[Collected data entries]
+++++

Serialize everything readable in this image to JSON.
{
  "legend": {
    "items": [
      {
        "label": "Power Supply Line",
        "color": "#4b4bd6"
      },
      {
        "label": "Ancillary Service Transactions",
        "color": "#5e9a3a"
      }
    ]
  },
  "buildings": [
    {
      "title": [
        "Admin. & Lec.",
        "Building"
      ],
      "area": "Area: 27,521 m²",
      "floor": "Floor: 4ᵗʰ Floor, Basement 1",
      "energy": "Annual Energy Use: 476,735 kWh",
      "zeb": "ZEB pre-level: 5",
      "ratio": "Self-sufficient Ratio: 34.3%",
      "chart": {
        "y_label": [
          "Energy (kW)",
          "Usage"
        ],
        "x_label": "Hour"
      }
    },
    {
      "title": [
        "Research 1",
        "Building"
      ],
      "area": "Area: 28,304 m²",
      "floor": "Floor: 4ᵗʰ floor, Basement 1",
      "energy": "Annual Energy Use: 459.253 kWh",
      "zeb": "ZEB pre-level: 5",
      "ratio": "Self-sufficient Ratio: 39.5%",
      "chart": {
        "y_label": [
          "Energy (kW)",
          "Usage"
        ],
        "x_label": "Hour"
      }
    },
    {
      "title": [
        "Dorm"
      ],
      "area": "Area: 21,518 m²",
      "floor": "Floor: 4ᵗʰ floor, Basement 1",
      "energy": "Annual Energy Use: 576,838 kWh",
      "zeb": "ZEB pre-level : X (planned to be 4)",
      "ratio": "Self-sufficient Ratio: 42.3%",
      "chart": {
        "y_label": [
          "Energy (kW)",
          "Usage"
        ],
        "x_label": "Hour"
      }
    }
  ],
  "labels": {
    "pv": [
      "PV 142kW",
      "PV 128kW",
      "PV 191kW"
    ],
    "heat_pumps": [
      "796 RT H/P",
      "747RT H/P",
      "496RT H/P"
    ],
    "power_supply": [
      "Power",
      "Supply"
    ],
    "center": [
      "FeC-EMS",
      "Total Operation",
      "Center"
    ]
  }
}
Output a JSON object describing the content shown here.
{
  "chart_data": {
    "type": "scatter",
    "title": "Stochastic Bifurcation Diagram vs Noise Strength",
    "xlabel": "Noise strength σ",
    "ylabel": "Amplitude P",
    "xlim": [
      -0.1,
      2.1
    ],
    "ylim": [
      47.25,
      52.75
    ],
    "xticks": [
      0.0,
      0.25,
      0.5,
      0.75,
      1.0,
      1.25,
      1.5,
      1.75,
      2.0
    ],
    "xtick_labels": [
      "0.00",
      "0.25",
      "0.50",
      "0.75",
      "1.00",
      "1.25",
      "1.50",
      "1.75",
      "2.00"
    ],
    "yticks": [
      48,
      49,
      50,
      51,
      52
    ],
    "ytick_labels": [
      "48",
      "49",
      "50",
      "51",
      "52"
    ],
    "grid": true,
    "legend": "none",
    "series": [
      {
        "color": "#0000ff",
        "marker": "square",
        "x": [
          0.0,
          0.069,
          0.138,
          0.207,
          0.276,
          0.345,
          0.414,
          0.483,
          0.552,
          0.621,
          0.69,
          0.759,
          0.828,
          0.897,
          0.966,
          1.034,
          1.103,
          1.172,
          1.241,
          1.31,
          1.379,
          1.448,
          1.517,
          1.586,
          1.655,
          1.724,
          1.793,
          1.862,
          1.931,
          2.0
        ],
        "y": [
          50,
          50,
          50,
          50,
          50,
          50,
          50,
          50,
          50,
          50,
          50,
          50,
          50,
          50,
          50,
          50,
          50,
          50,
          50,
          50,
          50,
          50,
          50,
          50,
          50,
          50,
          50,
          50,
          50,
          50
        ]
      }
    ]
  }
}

+++++

Task> Each entry is to be returned in full, character for character.

Written solution>
Serialize everything readable in this image to JSON.
{
  "legend": {
    "items": [
      {
        "label": "Power Supply Line",
        "color": "#4b4bd6"
      },
      {
        "label": "Ancillary Service Transactions",
        "color": "#5e9a3a"
      }
    ]
  },
  "buildings": [
    {
      "title": [
        "Admin. & Lec.",
        "Building"
      ],
      "area": "Area: 27,521 m²",
      "floor": "Floor: 4ᵗʰ Floor, Basement 1",
      "energy": "Annual Energy Use: 476,735 kWh",
      "zeb": "ZEB pre-level: 5",
      "ratio": "Self-sufficient Ratio: 34.3%",
      "chart": {
        "y_label": [
          "Energy (kW)",
          "Usage"
        ],
        "x_label": "Hour"
      }
    },
    {
      "title": [
        "Research 1",
        "Building"
      ],
      "area": "Area: 28,304 m²",
      "floor": "Floor: 4ᵗʰ floor, Basement 1",
      "energy": "Annual Energy Use: 459.253 kWh",
      "zeb": "ZEB pre-level: 5",
      "ratio": "Self-sufficient Ratio: 39.5%",
      "chart": {
        "y_label": [
          "Energy (kW)",
          "Usage"
        ],
        "x_label": "Hour"
      }
    },
    {
      "title": [
        "Dorm"
      ],
      "area": "Area: 21,518 m²",
      "floor": "Floor: 4ᵗʰ floor, Basement 1",
      "energy": "Annual Energy Use: 576,838 kWh",
      "zeb": "ZEB pre-level : X (planned to be 4)",
      "ratio": "Self-sufficient Ratio: 42.3%",
      "chart": {
        "y_label": [
          "Energy (kW)",
          "Usage"
        ],
        "x_label": "Hour"
      }
    }
  ],
  "labels": {
    "pv": [
      "PV 142kW",
      "PV 128kW",
      "PV 191kW"
    ],
    "heat_pumps": [
      "796 RT H/P",
      "747RT H/P",
      "496RT H/P"
    ],
    "power_supply": [
      "Power",
      "Supply"
    ],
    "center": [
      "FeC-EMS",
      "Total Operation",
      "Center"
    ]
  }
}
Output a JSON object describing the content shown here.
{
  "chart_data": {
    "type": "scatter",
    "title": "Stochastic Bifurcation Diagram vs Noise Strength",
    "xlabel": "Noise strength σ",
    "ylabel": "Amplitude P",
    "xlim": [
      -0.1,
      2.1
    ],
    "ylim": [
      47.25,
      52.75
    ],
    "xticks": [
      0.0,
      0.25,
      0.5,
      0.75,
      1.0,
      1.25,
      1.5,
      1.75,
      2.0
    ],
    "xtick_labels": [
      "0.00",
      "0.25",
      "0.50",
      "0.75",
      "1.00",
      "1.25",
      "1.50",
      "1.75",
      "2.00"
    ],
    "yticks": [
      48,
      49,
      50,
      51,
      52
    ],
    "ytick_labels": [
      "48",
      "49",
      "50",
      "51",
      "52"
    ],
    "grid": true,
    "legend": "none",
    "series": [
      {
        "color": "#0000ff",
        "marker": "square",
        "x": [
          0.0,
          0.069,
          0.138,
          0.207,
          0.276,
          0.345,
          0.414,
          0.483,
          0.552,
          0.621,
          0.69,
          0.759,
          0.828,
          0.897,
          0.966,
          1.034,
          1.103,
          1.172,
          1.241,
          1.31,
          1.379,
          1.448,
          1.517,
          1.586,
          1.655,
          1.724,
          1.793,
          1.862,
          1.931,
          2.0
        ],
        "y": [
          50,
          50,
          50,
          50,
          50,
          50,
          50,
          50,
          50,
          50,
          50,
          50,
          50,
          50,
          50,
          50,
          50,
          50,
          50,
          50,
          50,
          50,
          50,
          50,
          50,
          50,
          50,
          50,
          50,
          50
        ]
      }
    ]
  }
}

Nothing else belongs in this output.